*** Supplied records ***

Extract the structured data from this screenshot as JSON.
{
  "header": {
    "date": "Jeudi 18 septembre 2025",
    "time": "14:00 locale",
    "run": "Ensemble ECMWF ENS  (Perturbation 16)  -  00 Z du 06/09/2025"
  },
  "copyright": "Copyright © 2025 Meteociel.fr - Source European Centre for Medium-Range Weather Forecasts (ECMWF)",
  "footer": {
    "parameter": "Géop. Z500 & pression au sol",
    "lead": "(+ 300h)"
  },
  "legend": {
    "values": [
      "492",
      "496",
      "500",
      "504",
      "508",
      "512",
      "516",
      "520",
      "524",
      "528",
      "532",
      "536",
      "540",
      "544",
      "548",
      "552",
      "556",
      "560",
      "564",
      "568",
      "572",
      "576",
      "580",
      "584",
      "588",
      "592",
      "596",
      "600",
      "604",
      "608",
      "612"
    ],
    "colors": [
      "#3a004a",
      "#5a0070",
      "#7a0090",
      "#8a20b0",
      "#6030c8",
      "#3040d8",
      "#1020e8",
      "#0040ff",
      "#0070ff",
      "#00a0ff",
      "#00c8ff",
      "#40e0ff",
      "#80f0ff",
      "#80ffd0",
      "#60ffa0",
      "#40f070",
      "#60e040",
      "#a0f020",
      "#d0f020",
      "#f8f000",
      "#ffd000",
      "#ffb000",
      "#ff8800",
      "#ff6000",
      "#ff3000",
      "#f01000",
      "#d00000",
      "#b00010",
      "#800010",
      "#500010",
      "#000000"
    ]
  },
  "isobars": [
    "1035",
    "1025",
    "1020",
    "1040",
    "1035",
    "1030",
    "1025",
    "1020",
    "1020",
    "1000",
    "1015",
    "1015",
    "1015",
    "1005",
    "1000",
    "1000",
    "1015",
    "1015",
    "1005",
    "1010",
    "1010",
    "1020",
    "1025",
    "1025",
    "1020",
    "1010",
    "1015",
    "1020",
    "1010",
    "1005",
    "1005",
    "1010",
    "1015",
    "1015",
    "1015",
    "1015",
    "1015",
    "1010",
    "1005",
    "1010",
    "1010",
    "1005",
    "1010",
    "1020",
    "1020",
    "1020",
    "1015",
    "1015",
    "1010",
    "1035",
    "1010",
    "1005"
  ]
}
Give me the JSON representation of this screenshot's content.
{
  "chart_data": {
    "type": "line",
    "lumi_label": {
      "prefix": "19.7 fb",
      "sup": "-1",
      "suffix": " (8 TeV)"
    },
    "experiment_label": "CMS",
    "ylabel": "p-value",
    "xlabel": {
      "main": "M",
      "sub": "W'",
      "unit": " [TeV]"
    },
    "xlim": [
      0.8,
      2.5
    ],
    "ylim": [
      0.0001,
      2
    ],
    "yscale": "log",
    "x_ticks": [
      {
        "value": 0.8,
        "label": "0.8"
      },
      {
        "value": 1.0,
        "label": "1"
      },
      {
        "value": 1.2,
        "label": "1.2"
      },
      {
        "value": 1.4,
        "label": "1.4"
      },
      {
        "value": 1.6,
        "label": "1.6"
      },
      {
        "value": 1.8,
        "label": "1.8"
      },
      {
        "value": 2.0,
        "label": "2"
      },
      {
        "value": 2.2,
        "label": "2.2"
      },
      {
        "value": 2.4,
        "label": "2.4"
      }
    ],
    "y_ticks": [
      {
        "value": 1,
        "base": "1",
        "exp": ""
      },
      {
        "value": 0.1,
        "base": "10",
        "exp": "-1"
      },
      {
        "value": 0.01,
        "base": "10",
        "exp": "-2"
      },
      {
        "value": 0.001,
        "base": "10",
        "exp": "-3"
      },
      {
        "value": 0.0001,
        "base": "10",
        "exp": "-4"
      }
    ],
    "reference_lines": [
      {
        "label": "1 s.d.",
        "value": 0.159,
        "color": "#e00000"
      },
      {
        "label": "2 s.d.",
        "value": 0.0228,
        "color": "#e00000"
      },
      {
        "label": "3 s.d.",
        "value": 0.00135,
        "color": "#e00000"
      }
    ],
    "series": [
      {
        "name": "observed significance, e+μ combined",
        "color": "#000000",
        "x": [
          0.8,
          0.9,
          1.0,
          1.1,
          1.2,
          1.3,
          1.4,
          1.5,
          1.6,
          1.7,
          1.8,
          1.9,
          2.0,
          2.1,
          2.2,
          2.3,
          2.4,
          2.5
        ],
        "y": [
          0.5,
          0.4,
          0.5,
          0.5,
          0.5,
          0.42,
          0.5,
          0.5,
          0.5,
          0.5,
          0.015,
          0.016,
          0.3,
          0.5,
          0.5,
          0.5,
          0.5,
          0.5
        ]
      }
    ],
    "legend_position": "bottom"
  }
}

***

• [Task directions]
Print the complete listing again, exactly as it stands.

• [Solution to this exercise]
Extract the structured data from this screenshot as JSON.
{
  "header": {
    "date": "Jeudi 18 septembre 2025",
    "time": "14:00 locale",
    "run": "Ensemble ECMWF ENS  (Perturbation 16)  -  00 Z du 06/09/2025"
  },
  "copyright": "Copyright © 2025 Meteociel.fr - Source European Centre for Medium-Range Weather Forecasts (ECMWF)",
  "footer": {
    "parameter": "Géop. Z500 & pression au sol",
    "lead": "(+ 300h)"
  },
  "legend": {
    "values": [
      "492",
      "496",
      "500",
      "504",
      "508",
      "512",
      "516",
      "520",
      "524",
      "528",
      "532",
      "536",
      "540",
      "544",
      "548",
      "552",
      "556",
      "560",
      "564",
      "568",
      "572",
      "576",
      "580",
      "584",
      "588",
      "592",
      "596",
      "600",
      "604",
      "608",
      "612"
    ],
    "colors": [
      "#3a004a",
      "#5a0070",
      "#7a0090",
      "#8a20b0",
      "#6030c8",
      "#3040d8",
      "#1020e8",
      "#0040ff",
      "#0070ff",
      "#00a0ff",
      "#00c8ff",
      "#40e0ff",
      "#80f0ff",
      "#80ffd0",
      "#60ffa0",
      "#40f070",
      "#60e040",
      "#a0f020",
      "#d0f020",
      "#f8f000",
      "#ffd000",
      "#ffb000",
      "#ff8800",
      "#ff6000",
      "#ff3000",
      "#f01000",
      "#d00000",
      "#b00010",
      "#800010",
      "#500010",
      "#000000"
    ]
  },
  "isobars": [
    "1035",
    "1025",
    "1020",
    "1040",
    "1035",
    "1030",
    "1025",
    "1020",
    "1020",
    "1000",
    "1015",
    "1015",
    "1015",
    "1005",
    "1000",
    "1000",
    "1015",
    "1015",
    "1005",
    "1010",
    "1010",
    "1020",
    "1025",
    "1025",
    "1020",
    "1010",
    "1015",
    "1020",
    "1010",
    "1005",
    "1005",
    "1010",
    "1015",
    "1015",
    "1015",
    "1015",
    "1015",
    "1010",
    "1005",
    "1010",
    "1010",
    "1005",
    "1010",
    "1020",
    "1020",
    "1020",
    "1015",
    "1015",
    "1010",
    "1035",
    "1010",
    "1005"
  ]
}
Give me the JSON representation of this screenshot's content.
{
  "chart_data": {
    "type": "line",
    "lumi_label": {
      "prefix": "19.7 fb",
      "sup": "-1",
      "suffix": " (8 TeV)"
    },
    "experiment_label": "CMS",
    "ylabel": "p-value",
    "xlabel": {
      "main": "M",
      "sub": "W'",
      "unit": " [TeV]"
    },
    "xlim": [
      0.8,
      2.5
    ],
    "ylim": [
      0.0001,
      2
    ],
    "yscale": "log",
    "x_ticks": [
      {
        "value": 0.8,
        "label": "0.8"
      },
      {
        "value": 1.0,
        "label": "1"
      },
      {
        "value": 1.2,
        "label": "1.2"
      },
      {
        "value": 1.4,
        "label": "1.4"
      },
      {
        "value": 1.6,
        "label": "1.6"
      },
      {
        "value": 1.8,
        "label": "1.8"
      },
      {
        "value": 2.0,
        "label": "2"
      },
      {
        "value": 2.2,
        "label": "2.2"
      },
      {
        "value": 2.4,
        "label": "2.4"
      }
    ],
    "y_ticks": [
      {
        "value": 1,
        "base": "1",
        "exp": ""
      },
      {
        "value": 0.1,
        "base": "10",
        "exp": "-1"
      },
      {
        "value": 0.01,
        "base": "10",
        "exp": "-2"
      },
      {
        "value": 0.001,
        "base": "10",
        "exp": "-3"
      },
      {
        "value": 0.0001,
        "base": "10",
        "exp": "-4"
      }
    ],
    "reference_lines": [
      {
        "label": "1 s.d.",
        "value": 0.159,
        "color": "#e00000"
      },
      {
        "label": "2 s.d.",
        "value": 0.0228,
        "color": "#e00000"
      },
      {
        "label": "3 s.d.",
        "value": 0.00135,
        "color": "#e00000"
      }
    ],
    "series": [
      {
        "name": "observed significance, e+μ combined",
        "color": "#000000",
        "x": [
          0.8,
          0.9,
          1.0,
          1.1,
          1.2,
          1.3,
          1.4,
          1.5,
          1.6,
          1.7,
          1.8,
          1.9,
          2.0,
          2.1,
          2.2,
          2.3,
          2.4,
          2.5
        ],
        "y": [
          0.5,
          0.4,
          0.5,
          0.5,
          0.5,
          0.42,
          0.5,
          0.5,
          0.5,
          0.5,
          0.015,
          0.016,
          0.3,
          0.5,
          0.5,
          0.5,
          0.5,
          0.5
        ]
      }
    ],
    "legend_position": "bottom"
  }
}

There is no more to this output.